> _WHAT TO PRODUCE_
Please present everything from the start of the material below down to and including the line that contains "y-axis-ticks: −2 0 2 4 6 [63, 154, 97, 620]" as a numbered list, leaving out any blank lines.

> _MATERIAL SHOWN_
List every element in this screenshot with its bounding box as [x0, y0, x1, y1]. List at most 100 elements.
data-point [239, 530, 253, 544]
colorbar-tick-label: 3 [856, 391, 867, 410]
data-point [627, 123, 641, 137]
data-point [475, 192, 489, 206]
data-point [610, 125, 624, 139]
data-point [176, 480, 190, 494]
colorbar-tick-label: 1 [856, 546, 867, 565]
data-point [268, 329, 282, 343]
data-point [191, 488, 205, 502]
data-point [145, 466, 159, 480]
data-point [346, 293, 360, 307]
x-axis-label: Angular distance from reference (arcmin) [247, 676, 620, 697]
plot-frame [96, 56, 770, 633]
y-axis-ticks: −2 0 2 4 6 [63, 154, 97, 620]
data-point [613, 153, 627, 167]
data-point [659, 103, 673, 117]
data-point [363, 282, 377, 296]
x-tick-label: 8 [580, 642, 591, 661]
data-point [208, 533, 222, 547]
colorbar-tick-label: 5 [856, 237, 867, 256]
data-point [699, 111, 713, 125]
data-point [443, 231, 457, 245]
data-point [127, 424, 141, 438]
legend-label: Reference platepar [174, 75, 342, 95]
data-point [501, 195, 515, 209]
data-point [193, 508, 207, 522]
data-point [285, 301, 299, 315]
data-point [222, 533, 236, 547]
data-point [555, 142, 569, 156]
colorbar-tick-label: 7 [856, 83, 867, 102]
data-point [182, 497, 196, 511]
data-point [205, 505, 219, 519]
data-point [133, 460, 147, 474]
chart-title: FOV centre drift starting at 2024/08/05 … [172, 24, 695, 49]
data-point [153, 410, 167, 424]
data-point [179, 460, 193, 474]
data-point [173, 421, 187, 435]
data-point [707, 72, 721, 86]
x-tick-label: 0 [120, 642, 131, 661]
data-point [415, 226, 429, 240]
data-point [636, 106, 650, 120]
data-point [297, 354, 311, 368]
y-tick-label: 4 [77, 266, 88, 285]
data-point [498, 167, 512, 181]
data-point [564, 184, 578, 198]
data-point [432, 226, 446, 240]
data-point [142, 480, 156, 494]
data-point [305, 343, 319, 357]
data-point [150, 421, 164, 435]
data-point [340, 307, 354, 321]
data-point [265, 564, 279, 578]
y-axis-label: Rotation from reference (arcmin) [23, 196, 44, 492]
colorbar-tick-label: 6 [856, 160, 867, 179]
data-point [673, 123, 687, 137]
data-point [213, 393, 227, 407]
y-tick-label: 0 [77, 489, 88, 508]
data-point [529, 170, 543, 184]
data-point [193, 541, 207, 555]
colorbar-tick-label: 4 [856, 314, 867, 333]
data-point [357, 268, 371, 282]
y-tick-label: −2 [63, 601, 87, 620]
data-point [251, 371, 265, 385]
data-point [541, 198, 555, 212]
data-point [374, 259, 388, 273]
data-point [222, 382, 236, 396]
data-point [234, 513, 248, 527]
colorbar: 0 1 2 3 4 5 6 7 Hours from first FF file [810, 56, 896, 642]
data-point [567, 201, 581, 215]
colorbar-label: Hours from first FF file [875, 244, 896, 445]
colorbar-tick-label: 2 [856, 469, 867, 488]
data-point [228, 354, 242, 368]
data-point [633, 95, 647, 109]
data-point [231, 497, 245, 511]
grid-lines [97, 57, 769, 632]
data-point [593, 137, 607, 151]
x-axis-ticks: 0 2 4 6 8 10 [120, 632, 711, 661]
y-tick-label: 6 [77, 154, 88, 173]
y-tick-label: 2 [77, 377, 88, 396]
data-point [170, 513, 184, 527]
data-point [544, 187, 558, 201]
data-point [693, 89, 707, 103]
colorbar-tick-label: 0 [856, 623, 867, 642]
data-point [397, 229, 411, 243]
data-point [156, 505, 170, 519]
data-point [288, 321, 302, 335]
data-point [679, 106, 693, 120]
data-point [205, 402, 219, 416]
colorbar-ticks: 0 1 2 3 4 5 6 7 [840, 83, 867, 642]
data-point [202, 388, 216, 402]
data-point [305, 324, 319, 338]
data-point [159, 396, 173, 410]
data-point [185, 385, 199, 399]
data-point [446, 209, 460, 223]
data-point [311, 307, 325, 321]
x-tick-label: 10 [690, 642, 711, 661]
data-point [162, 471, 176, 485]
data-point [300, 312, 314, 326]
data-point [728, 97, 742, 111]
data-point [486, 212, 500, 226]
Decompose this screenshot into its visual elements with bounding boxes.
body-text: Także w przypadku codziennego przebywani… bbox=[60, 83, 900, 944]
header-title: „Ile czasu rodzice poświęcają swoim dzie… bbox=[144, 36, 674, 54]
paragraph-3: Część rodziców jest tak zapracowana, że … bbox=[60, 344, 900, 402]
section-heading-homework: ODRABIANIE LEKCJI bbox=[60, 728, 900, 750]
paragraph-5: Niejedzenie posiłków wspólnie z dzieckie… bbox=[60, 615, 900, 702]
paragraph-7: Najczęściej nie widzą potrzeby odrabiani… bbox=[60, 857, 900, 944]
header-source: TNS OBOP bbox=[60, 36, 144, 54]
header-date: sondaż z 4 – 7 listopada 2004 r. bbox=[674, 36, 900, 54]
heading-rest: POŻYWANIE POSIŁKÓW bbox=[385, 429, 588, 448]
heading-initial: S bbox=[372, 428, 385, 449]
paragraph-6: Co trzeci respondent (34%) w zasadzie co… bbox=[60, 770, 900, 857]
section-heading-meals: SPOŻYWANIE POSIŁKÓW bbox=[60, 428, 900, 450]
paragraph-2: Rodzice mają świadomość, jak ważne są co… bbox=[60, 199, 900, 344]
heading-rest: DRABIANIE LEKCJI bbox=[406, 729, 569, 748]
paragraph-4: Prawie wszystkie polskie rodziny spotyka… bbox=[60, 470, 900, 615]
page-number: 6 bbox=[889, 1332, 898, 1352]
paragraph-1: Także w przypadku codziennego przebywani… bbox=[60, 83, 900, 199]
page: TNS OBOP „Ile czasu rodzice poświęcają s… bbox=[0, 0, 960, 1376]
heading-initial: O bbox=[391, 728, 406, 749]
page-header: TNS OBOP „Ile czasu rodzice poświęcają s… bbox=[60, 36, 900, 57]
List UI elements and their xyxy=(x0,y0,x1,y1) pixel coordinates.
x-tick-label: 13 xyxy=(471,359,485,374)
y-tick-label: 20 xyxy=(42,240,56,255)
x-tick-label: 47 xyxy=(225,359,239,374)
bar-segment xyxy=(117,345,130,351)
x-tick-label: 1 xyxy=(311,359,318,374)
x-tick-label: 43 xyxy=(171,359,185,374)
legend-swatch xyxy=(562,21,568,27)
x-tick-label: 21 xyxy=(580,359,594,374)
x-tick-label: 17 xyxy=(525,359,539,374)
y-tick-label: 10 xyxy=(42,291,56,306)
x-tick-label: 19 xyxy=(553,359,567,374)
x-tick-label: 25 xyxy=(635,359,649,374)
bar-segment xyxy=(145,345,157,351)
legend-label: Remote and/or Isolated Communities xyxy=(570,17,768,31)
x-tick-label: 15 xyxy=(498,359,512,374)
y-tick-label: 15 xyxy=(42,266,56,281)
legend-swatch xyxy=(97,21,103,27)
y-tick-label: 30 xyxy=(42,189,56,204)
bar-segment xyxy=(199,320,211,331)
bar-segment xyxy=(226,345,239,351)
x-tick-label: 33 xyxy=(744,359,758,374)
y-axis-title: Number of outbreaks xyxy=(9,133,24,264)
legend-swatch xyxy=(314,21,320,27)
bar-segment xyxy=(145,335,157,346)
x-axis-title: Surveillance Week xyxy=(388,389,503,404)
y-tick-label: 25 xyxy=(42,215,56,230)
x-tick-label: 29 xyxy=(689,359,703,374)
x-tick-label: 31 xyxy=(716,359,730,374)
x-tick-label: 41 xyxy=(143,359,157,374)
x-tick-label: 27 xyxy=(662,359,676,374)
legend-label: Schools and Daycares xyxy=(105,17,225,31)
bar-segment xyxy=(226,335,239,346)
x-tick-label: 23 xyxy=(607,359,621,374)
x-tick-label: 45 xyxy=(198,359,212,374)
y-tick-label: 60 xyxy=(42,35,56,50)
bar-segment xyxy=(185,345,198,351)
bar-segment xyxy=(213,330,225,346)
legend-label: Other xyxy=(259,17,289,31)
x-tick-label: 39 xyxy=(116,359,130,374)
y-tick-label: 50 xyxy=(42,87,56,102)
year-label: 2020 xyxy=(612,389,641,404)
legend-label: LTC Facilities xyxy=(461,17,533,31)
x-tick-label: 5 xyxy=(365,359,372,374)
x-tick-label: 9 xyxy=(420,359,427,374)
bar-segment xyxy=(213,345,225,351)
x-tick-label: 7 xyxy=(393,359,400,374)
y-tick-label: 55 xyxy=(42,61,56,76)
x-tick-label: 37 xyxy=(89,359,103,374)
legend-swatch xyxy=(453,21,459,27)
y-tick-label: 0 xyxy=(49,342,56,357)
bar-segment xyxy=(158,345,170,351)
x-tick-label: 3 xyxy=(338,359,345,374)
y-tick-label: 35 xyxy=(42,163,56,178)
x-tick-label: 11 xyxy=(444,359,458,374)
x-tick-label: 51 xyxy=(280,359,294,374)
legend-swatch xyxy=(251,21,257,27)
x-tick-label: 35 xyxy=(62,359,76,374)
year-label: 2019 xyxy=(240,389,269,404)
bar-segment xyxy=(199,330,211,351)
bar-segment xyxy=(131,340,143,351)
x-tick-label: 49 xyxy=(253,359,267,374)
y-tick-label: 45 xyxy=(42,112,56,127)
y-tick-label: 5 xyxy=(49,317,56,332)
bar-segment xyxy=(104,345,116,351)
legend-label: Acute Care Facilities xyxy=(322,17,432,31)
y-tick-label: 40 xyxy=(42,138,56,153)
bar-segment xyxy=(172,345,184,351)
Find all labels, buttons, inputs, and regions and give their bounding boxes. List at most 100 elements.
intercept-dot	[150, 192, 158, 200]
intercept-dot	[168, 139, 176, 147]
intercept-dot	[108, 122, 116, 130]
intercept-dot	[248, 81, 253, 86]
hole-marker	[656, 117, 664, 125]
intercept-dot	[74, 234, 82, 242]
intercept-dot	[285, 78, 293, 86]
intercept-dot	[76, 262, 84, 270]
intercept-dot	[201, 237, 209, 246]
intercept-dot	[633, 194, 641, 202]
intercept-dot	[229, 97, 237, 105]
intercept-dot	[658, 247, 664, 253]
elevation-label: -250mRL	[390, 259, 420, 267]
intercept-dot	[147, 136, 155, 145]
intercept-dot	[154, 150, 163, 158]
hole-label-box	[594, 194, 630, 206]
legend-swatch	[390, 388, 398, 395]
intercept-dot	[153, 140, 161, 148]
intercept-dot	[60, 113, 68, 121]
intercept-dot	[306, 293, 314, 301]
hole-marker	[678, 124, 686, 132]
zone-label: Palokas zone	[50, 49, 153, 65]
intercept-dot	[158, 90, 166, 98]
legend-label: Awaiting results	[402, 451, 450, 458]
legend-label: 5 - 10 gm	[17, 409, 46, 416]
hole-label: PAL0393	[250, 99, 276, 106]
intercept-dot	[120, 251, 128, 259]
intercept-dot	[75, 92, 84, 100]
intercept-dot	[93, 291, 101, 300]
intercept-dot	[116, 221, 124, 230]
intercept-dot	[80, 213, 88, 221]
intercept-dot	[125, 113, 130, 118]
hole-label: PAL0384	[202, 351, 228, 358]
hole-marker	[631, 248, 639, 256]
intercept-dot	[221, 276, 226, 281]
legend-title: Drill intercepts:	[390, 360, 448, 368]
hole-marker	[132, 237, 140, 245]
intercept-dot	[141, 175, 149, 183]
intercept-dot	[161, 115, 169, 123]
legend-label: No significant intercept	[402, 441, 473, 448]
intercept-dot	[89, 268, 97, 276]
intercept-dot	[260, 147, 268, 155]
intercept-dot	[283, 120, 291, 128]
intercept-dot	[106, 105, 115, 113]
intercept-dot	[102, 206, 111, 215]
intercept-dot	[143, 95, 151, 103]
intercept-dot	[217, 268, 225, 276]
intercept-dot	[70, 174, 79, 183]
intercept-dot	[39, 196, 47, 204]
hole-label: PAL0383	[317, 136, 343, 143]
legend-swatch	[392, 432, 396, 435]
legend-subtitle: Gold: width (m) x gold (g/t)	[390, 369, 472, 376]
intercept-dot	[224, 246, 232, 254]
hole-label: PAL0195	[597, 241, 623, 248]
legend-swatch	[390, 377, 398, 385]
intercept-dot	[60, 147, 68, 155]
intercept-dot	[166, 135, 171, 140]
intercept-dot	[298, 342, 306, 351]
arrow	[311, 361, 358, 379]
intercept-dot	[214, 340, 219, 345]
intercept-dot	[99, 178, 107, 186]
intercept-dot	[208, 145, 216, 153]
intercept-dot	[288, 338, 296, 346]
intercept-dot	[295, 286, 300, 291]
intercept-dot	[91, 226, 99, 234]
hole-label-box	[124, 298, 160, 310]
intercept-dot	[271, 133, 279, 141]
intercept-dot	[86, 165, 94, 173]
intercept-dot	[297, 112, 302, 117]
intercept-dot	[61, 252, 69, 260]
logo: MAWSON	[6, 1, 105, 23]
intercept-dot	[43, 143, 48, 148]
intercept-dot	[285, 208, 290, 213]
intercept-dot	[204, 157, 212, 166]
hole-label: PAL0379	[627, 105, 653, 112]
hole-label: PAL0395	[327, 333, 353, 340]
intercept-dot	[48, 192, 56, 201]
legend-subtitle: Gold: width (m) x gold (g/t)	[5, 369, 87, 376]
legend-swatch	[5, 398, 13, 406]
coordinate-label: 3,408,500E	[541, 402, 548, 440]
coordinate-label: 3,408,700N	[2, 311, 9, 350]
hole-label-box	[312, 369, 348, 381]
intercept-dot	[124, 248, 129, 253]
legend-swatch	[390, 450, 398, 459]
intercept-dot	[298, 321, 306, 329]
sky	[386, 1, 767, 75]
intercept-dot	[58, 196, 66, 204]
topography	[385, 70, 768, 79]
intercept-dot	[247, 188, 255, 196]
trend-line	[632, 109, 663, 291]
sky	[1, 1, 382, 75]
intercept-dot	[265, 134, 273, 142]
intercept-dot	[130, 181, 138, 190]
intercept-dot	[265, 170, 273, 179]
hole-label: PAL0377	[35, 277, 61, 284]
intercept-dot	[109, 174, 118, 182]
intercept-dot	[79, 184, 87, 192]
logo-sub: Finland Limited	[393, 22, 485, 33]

> _FINISHED EXERCISE_
1. List every element in this screenshot with its bounding box as [x0, y0, x1, y1]. List at most 100 elements.
2. data-point [239, 530, 253, 544]
3. colorbar-tick-label: 3 [856, 391, 867, 410]
4. data-point [627, 123, 641, 137]
5. data-point [475, 192, 489, 206]
6. data-point [610, 125, 624, 139]
7. data-point [176, 480, 190, 494]
8. colorbar-tick-label: 1 [856, 546, 867, 565]
9. data-point [268, 329, 282, 343]
10. data-point [191, 488, 205, 502]
11. data-point [145, 466, 159, 480]
12. data-point [346, 293, 360, 307]
13. x-axis-label: Angular distance from reference (arcmin) [247, 676, 620, 697]
14. plot-frame [96, 56, 770, 633]
15. y-axis-ticks: −2 0 2 4 6 [63, 154, 97, 620]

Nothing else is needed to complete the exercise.